◆ What to work on: Sort through the entries below and pull out lines containing the word "Resort".

◆ Raw data:
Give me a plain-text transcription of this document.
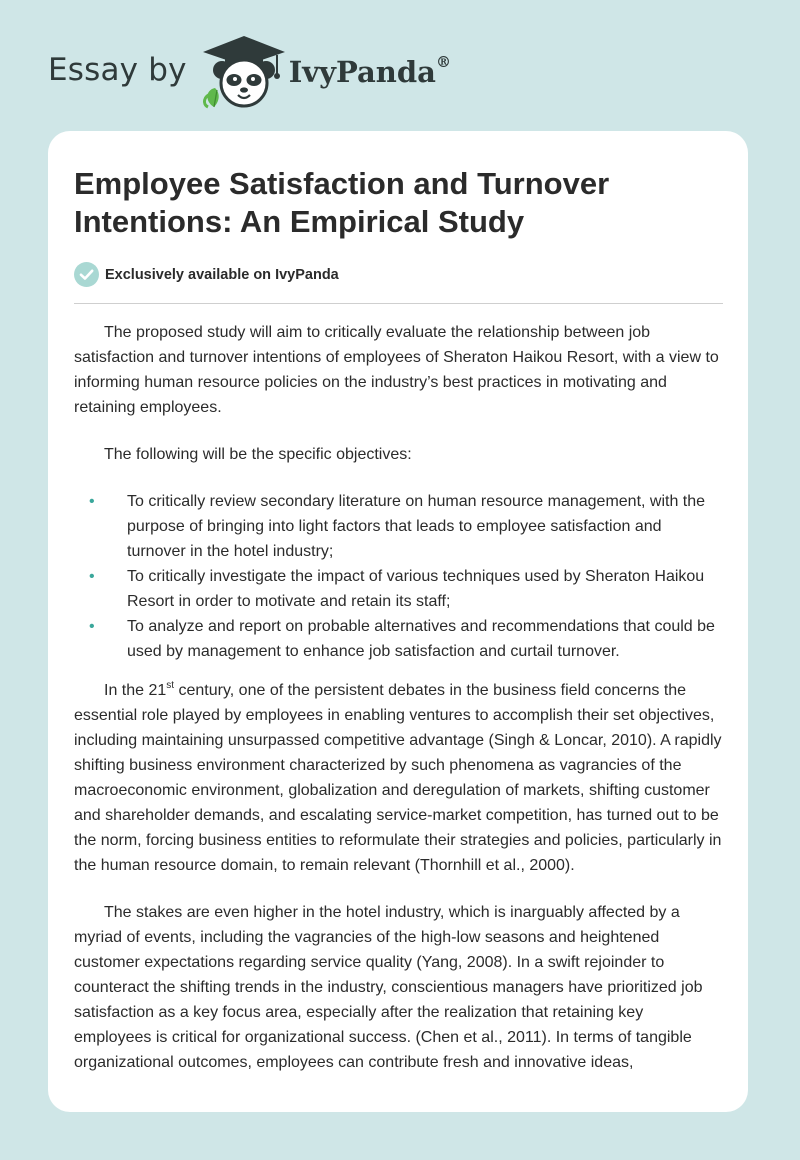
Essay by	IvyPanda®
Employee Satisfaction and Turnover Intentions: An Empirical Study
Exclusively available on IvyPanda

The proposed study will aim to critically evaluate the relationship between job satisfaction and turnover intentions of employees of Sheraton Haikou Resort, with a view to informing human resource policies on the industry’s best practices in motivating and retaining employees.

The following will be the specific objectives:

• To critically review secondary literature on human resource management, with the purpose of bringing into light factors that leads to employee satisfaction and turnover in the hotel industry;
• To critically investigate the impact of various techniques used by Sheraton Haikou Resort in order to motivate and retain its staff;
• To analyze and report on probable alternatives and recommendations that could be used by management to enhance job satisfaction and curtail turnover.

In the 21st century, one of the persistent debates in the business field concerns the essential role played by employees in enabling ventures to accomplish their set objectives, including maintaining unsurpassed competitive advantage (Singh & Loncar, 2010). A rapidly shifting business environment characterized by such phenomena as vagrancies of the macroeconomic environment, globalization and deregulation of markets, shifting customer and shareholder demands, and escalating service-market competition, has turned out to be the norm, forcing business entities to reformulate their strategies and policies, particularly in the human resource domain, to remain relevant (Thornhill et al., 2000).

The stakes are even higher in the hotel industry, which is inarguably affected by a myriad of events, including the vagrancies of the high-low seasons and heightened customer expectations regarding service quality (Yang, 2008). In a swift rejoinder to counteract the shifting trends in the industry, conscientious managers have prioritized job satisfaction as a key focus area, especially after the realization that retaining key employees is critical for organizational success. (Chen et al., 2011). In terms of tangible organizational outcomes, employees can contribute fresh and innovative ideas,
---
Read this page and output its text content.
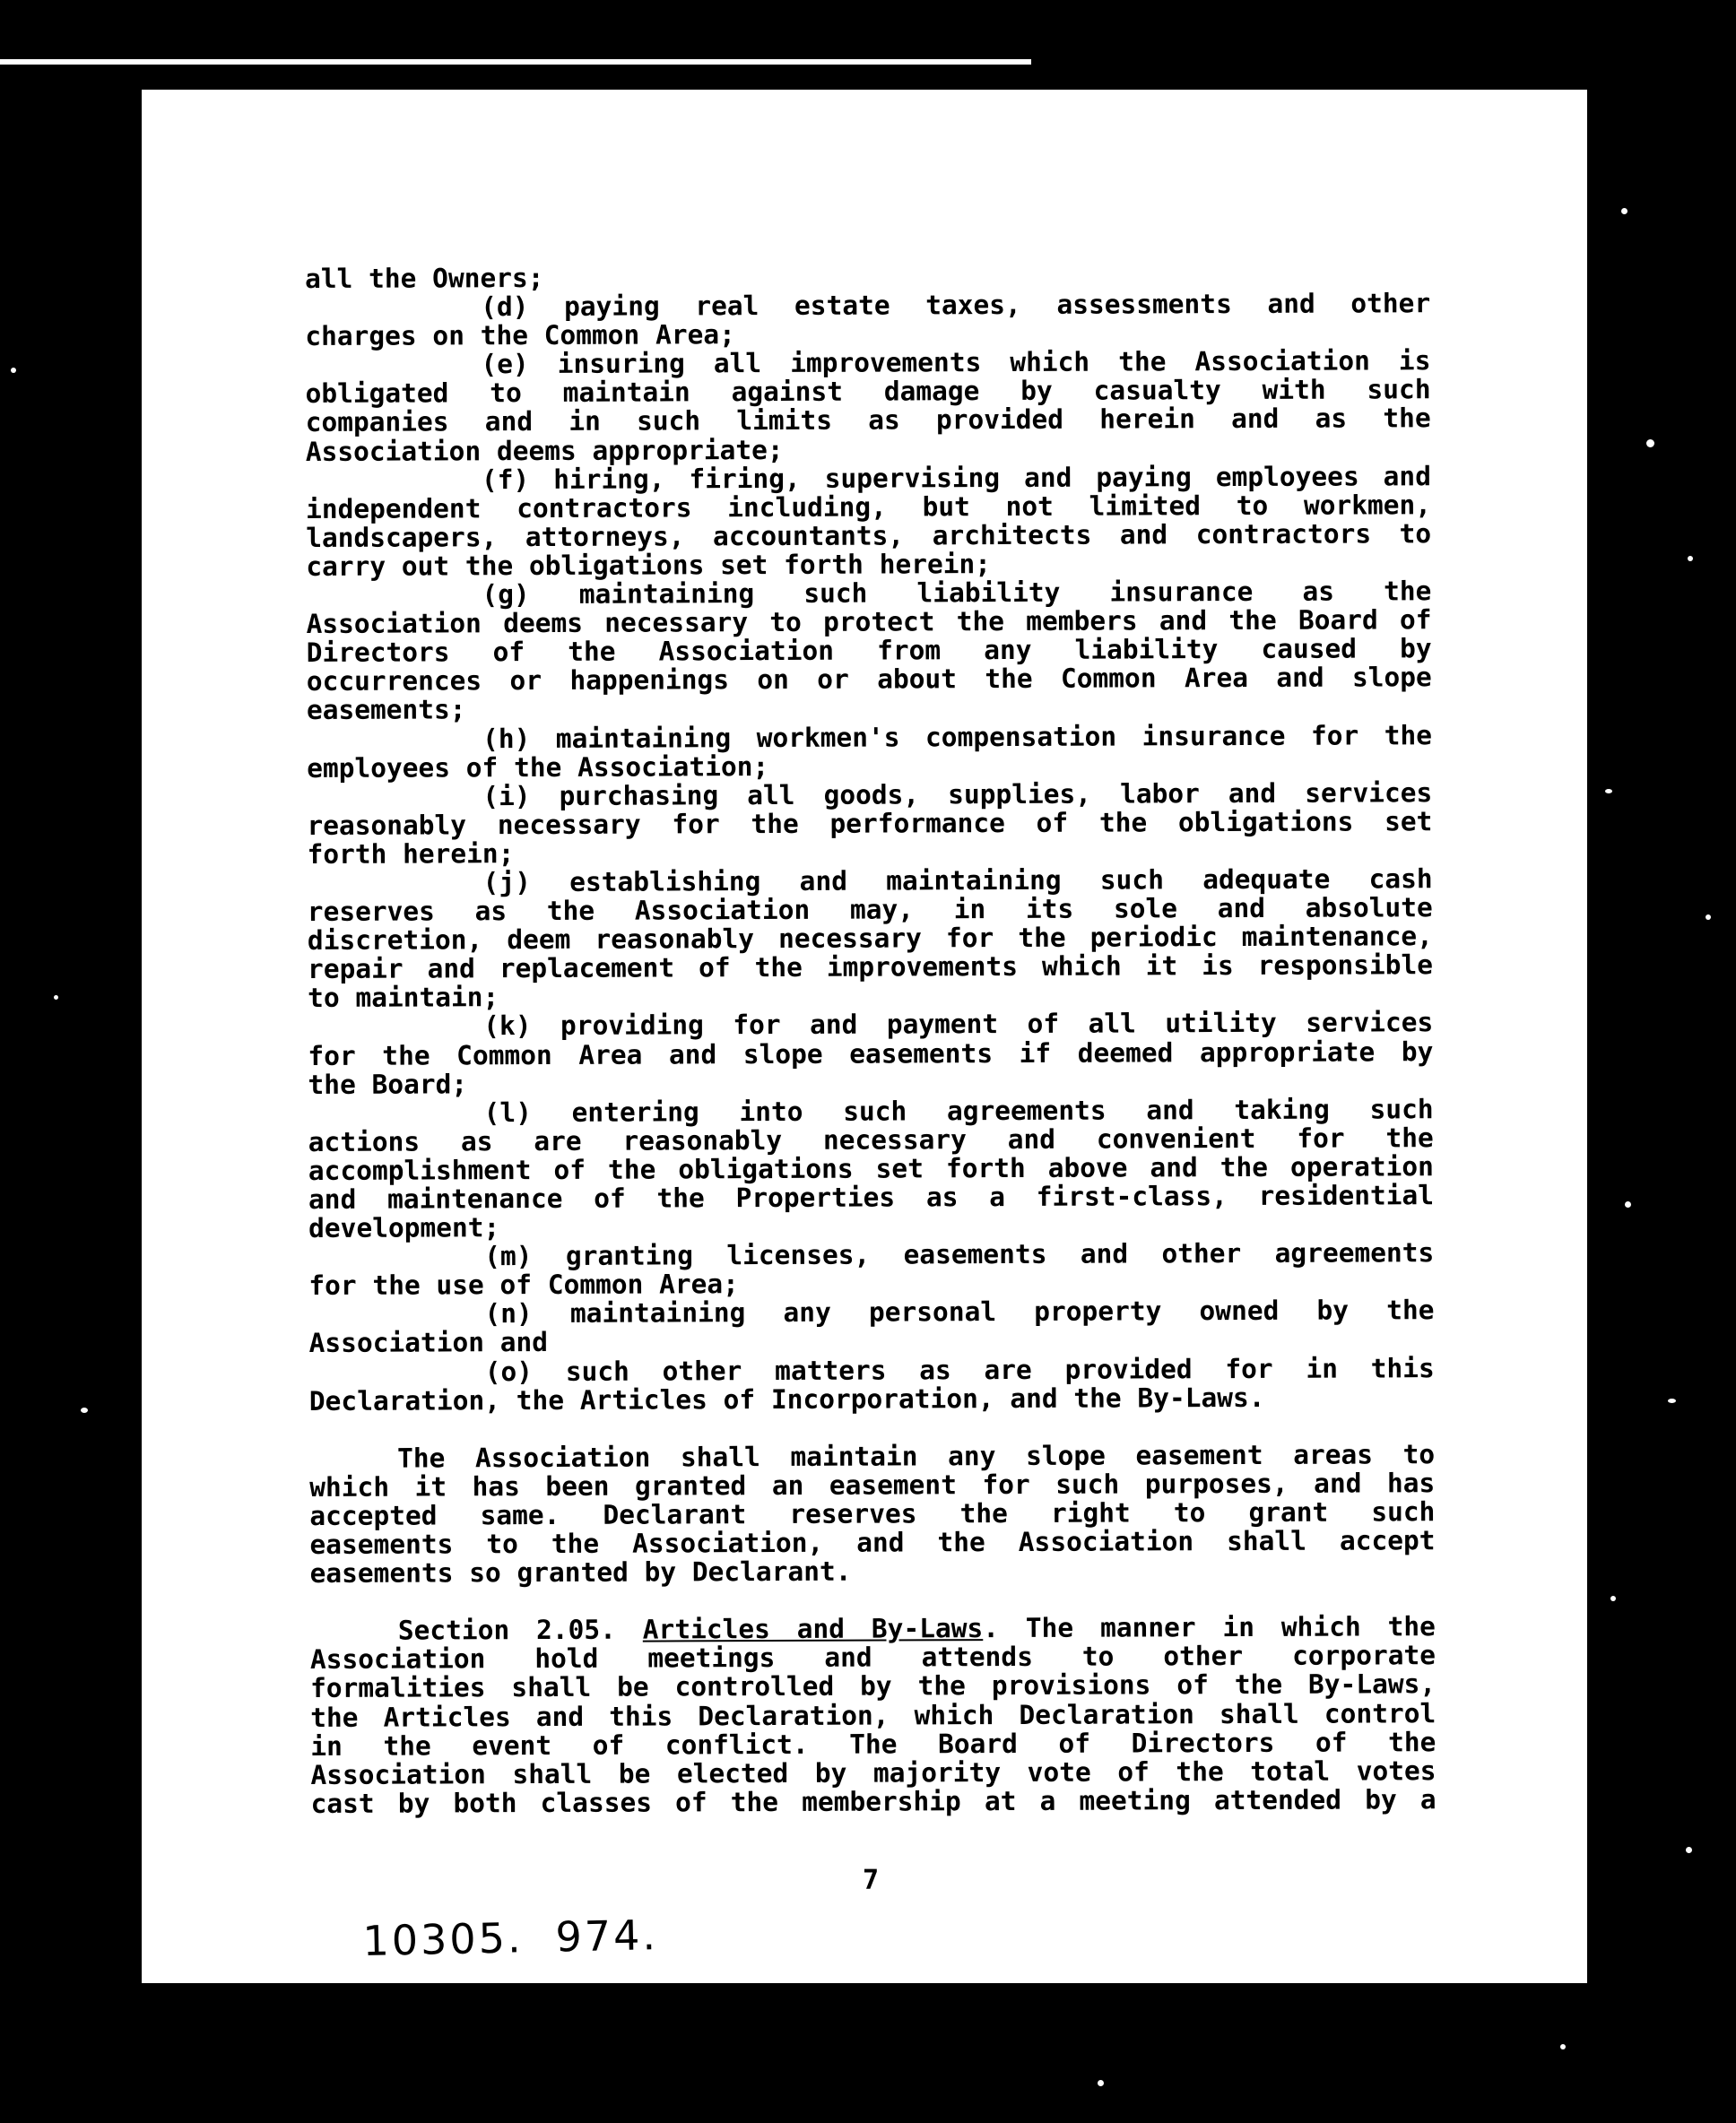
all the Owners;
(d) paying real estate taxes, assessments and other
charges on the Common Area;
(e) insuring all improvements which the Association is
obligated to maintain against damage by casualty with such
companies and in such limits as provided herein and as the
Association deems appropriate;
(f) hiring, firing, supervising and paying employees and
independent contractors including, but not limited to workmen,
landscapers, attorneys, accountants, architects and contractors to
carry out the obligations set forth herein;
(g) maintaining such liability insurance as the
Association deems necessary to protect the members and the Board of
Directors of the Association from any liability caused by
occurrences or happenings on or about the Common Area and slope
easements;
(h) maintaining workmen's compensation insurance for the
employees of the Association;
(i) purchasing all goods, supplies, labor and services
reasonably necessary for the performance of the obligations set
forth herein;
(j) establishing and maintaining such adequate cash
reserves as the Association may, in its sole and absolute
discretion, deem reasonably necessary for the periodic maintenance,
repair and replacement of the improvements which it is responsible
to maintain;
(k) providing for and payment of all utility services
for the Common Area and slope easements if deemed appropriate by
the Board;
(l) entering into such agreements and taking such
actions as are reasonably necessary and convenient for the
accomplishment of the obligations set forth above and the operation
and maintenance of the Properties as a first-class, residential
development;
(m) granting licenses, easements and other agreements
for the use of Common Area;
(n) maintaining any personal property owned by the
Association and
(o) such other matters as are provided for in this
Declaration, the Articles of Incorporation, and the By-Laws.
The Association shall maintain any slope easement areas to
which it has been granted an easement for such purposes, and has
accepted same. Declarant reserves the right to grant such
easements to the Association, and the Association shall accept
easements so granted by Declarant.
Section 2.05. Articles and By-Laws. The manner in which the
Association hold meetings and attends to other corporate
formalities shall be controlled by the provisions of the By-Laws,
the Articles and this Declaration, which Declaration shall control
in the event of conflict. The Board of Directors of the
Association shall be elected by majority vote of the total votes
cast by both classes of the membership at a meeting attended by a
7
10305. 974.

◆ Result below:
The proposed study will aim to critically evaluate the relationship between job satisfaction and turnover intentions of employees of Sheraton Haikou Resort, with a view to informing human resource policies on the industry’s best practices in motivating and retaining employees.
• To critically investigate the impact of various techniques used by Sheraton Haikou Resort in order to motivate and retain its staff;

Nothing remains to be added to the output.